- Written request
List each line of the data that holds the string "Since".

## Start Input for this task

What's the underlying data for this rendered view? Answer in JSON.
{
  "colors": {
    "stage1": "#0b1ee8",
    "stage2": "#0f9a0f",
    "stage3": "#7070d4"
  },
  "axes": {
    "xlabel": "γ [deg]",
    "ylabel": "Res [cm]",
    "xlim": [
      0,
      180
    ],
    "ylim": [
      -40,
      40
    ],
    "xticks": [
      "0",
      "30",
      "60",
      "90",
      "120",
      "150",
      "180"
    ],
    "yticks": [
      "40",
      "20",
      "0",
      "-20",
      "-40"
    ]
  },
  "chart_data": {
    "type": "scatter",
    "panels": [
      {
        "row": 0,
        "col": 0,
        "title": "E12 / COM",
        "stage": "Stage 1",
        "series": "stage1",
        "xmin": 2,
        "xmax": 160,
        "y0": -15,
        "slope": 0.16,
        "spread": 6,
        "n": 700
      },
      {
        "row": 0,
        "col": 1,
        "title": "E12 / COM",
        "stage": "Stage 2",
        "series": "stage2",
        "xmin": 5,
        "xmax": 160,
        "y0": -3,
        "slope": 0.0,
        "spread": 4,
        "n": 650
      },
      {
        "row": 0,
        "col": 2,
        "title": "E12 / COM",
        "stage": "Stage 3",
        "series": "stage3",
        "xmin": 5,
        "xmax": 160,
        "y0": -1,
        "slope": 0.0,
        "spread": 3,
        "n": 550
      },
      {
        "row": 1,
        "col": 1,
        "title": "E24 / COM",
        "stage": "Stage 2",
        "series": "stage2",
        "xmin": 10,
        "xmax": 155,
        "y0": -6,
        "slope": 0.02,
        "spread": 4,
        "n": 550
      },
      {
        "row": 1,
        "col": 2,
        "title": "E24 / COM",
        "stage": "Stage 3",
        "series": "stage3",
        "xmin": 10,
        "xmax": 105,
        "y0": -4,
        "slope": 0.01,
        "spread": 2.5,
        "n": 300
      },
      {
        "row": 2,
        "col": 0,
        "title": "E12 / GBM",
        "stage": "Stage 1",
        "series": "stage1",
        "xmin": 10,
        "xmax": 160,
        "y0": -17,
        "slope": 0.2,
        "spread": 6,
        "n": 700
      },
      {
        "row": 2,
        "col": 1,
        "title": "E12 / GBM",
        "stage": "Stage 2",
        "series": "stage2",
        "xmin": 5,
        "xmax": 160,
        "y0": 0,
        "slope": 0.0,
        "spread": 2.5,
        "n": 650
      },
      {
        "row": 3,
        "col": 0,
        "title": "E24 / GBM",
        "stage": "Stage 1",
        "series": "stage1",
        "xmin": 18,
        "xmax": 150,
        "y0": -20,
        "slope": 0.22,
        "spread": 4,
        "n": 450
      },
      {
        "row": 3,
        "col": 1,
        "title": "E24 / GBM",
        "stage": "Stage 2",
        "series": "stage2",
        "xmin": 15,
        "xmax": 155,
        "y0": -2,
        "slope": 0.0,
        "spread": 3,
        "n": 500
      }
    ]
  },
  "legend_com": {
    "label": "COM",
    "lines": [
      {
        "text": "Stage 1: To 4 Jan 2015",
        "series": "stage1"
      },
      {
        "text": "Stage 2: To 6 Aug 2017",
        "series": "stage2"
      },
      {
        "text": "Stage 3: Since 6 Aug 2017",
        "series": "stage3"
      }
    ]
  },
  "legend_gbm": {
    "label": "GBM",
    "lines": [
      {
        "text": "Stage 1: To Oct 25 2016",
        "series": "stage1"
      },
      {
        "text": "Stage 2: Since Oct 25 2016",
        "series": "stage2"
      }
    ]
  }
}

## End Input for this task

- Task result
        "text": "Stage 3: Since 6 Aug 2017",
        "text": "Stage 2: Since Oct 25 2016",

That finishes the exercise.